TASK TO CARRY OUT:
Reproduce the material below word for word, from its first line up to and including the line that contains "chart-right-title: IMU Accelerometer, Lateral".
▼▼▼
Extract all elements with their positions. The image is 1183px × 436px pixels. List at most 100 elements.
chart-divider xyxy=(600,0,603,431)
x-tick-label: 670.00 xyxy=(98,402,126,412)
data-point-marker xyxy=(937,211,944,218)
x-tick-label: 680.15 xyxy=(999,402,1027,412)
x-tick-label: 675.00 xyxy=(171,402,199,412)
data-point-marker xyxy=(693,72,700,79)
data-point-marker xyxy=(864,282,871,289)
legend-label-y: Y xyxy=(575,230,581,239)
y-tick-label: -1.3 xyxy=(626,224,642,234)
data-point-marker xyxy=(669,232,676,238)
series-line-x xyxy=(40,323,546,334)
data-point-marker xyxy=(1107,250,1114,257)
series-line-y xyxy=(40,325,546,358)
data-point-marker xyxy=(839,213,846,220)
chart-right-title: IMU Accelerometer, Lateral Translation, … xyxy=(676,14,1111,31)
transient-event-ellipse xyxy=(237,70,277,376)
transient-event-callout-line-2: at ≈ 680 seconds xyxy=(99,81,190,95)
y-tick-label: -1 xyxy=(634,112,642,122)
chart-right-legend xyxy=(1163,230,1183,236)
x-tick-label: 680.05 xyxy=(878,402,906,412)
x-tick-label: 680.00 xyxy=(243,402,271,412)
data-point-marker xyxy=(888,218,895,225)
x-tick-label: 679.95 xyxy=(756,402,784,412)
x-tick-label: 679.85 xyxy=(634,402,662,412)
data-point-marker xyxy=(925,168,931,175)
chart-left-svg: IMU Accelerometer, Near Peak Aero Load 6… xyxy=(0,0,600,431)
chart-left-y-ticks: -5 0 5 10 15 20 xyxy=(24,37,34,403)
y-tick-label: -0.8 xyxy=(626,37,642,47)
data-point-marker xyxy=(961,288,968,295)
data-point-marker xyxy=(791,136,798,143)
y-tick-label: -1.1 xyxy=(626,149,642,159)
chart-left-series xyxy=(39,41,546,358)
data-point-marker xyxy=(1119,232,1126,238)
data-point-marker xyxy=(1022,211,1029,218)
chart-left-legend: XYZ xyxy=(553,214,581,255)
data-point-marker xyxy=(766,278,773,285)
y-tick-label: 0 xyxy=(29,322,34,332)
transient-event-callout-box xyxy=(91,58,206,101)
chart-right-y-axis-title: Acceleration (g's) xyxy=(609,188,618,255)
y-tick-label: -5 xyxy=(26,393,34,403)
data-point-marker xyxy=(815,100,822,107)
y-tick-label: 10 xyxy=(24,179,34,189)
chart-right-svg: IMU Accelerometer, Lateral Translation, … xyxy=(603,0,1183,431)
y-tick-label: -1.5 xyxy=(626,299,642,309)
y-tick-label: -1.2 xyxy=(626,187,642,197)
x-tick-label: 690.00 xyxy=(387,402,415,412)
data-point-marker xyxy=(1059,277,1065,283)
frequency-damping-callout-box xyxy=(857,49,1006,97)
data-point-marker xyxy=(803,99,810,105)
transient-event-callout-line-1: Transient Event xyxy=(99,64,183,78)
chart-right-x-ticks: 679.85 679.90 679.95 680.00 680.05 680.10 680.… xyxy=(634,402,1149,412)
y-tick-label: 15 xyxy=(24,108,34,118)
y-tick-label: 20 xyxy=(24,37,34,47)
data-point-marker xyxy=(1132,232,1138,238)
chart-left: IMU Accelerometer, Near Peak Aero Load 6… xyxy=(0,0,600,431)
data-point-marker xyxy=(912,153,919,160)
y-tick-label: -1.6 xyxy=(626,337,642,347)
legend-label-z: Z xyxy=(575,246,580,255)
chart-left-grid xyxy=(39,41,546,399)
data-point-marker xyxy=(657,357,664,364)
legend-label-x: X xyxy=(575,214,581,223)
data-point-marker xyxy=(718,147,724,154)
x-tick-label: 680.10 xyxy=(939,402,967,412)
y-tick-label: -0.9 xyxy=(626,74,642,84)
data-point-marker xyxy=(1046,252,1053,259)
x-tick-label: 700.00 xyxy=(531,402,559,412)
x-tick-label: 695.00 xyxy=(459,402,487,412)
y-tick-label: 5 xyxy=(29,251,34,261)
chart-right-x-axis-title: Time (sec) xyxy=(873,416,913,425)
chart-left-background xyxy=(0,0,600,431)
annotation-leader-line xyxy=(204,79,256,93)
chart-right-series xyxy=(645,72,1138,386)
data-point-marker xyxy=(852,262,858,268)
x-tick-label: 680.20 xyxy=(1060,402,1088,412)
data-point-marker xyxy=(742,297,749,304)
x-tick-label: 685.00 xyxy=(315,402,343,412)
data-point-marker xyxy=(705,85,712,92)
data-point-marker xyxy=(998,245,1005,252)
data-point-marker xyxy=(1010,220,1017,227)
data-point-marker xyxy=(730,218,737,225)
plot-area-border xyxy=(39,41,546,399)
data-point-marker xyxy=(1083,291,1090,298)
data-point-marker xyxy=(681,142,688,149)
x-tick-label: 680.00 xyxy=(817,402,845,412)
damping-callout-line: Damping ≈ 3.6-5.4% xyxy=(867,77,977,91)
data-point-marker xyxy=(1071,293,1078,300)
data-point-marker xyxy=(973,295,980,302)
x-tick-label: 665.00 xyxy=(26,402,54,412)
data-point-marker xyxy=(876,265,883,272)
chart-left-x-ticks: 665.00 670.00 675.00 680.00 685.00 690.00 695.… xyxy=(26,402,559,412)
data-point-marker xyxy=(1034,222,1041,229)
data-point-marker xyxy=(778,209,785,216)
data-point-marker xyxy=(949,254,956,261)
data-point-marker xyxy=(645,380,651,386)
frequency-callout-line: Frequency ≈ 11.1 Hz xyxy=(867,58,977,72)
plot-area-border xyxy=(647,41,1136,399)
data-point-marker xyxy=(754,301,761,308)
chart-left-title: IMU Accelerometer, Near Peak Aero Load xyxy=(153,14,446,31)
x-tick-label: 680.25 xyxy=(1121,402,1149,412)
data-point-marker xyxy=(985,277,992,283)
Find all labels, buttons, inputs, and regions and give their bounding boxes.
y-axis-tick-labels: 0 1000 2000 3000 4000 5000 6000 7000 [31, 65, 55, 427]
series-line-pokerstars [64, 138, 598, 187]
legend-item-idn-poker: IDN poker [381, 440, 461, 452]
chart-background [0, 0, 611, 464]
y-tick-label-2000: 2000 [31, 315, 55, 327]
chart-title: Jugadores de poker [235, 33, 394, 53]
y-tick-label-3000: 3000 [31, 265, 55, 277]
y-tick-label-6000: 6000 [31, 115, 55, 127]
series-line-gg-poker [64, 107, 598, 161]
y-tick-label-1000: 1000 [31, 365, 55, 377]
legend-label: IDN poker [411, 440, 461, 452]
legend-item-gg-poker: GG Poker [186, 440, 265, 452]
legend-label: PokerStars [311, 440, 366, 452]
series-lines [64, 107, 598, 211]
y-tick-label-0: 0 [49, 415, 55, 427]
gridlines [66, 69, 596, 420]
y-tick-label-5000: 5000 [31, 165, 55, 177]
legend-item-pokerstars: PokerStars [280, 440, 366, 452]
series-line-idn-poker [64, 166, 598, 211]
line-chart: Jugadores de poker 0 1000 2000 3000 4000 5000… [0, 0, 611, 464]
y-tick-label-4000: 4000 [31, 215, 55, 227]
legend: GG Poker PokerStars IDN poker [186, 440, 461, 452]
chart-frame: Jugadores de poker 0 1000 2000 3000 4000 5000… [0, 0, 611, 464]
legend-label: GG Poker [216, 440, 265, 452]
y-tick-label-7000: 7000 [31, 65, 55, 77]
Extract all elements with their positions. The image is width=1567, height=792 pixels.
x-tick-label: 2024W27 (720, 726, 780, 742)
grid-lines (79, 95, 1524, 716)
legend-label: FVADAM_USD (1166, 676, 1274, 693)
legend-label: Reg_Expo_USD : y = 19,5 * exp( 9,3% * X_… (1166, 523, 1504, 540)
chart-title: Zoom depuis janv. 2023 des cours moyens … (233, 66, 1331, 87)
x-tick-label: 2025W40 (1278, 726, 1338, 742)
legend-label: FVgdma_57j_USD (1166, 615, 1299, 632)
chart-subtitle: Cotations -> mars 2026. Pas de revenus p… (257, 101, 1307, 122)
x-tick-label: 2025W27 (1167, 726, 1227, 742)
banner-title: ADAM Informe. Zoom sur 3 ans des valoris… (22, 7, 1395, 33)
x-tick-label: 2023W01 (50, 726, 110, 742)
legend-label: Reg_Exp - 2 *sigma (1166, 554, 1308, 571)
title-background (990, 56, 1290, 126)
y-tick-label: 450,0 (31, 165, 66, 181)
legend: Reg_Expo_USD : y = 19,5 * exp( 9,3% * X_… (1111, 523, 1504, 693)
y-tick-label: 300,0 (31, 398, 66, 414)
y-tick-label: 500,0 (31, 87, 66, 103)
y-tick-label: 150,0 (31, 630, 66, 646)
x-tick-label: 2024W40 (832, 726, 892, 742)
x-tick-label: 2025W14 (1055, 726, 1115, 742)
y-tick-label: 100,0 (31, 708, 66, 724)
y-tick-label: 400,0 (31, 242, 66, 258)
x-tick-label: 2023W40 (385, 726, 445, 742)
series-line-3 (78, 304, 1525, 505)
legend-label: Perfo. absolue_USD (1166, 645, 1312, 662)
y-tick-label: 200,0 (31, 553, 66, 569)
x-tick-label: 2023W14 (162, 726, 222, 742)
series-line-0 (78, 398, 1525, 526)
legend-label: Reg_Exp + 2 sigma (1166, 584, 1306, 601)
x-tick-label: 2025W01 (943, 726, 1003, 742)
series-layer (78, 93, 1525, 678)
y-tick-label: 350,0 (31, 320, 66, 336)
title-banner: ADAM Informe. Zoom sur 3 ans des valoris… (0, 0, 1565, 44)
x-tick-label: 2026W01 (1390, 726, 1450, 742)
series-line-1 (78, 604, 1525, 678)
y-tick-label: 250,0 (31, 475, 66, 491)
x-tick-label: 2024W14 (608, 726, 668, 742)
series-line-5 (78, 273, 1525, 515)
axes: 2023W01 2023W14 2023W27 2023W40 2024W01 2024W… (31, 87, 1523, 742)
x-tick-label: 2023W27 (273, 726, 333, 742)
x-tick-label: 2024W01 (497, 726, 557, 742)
▲▲▲
RESULT OF THE TASK:
Extract all elements with their positions. The image is 1183px × 436px pixels. List at most 100 elements.
chart-divider xyxy=(600,0,603,431)
x-tick-label: 670.00 xyxy=(98,402,126,412)
data-point-marker xyxy=(937,211,944,218)
x-tick-label: 680.15 xyxy=(999,402,1027,412)
x-tick-label: 675.00 xyxy=(171,402,199,412)
data-point-marker xyxy=(693,72,700,79)
data-point-marker xyxy=(864,282,871,289)
legend-label-y: Y xyxy=(575,230,581,239)
y-tick-label: -1.3 xyxy=(626,224,642,234)
data-point-marker xyxy=(669,232,676,238)
series-line-x xyxy=(40,323,546,334)
data-point-marker xyxy=(1107,250,1114,257)
series-line-y xyxy=(40,325,546,358)
data-point-marker xyxy=(839,213,846,220)
chart-right-title: IMU Accelerometer, Lateral Translation, … xyxy=(676,14,1111,31)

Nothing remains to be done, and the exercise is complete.